**The exercise**
State how many lines hold the word "Octobre", with no other words.

*-*-*

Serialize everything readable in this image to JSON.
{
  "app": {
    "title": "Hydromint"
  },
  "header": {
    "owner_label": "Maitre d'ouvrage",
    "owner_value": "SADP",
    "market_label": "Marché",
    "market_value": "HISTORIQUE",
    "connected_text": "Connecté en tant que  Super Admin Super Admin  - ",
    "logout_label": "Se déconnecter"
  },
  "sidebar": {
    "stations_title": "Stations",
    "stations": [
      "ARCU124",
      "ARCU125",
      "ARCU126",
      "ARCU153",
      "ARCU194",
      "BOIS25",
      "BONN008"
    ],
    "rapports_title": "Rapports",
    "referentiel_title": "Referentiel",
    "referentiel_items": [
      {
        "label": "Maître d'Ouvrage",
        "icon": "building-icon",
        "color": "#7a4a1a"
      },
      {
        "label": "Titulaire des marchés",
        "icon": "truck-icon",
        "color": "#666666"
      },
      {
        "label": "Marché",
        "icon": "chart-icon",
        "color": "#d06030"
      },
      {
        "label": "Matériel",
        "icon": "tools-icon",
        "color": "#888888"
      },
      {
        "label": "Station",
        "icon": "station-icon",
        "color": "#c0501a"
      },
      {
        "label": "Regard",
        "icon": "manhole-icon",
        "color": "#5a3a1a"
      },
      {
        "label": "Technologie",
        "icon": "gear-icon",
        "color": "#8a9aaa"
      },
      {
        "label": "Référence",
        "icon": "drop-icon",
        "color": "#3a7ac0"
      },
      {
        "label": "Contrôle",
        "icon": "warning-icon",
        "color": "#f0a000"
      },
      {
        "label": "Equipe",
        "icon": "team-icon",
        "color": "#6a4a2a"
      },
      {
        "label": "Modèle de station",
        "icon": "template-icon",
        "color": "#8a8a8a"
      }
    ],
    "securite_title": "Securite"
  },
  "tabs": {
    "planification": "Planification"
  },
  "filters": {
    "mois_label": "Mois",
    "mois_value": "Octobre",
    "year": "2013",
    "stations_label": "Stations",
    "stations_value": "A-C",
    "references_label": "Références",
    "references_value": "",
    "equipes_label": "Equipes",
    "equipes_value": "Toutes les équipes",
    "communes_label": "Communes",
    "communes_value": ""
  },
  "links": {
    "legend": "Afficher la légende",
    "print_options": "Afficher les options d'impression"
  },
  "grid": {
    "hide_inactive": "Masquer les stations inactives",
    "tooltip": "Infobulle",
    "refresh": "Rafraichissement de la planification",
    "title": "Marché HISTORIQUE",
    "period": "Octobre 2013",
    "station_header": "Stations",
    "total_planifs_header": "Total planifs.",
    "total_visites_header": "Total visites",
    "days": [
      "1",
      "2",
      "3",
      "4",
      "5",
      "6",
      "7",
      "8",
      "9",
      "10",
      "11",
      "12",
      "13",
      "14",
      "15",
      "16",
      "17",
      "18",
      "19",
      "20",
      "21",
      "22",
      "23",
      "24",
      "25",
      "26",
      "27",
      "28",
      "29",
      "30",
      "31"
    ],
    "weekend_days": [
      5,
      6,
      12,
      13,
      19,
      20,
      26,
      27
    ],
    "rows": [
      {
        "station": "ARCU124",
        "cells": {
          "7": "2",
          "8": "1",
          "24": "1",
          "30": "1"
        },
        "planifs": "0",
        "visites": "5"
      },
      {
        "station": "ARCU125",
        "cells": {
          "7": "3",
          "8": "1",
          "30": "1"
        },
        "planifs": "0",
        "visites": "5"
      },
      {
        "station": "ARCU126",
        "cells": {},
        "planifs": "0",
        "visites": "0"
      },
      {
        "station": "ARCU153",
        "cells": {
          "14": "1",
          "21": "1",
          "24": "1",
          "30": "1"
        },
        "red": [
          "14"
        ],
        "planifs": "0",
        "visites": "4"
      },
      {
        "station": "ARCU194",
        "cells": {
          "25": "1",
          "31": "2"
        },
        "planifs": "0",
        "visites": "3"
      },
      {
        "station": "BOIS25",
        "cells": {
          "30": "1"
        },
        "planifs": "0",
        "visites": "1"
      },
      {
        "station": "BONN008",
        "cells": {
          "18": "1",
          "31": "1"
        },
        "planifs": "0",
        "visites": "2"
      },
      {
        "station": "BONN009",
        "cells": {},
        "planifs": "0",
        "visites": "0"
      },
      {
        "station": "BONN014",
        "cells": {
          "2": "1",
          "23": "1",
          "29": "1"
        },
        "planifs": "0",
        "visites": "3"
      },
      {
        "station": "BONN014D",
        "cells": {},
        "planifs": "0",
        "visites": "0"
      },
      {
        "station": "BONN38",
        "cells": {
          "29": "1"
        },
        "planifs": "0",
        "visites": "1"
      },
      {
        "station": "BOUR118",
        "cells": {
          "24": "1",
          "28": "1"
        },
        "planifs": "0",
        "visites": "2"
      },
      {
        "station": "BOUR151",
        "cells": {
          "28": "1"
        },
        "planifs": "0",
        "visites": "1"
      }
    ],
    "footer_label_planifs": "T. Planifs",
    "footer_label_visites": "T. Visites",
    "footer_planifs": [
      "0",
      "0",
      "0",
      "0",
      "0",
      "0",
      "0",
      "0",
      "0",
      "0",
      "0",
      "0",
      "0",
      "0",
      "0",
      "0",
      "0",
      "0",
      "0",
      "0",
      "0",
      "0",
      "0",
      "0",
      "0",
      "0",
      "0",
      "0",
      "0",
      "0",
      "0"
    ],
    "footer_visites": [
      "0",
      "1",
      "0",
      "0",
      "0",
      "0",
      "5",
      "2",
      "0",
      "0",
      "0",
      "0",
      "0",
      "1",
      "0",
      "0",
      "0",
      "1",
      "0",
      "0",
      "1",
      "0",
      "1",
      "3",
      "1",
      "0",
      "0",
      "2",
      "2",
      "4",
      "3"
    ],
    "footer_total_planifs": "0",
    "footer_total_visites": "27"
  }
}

*-*-*

**Result of the exercise**
2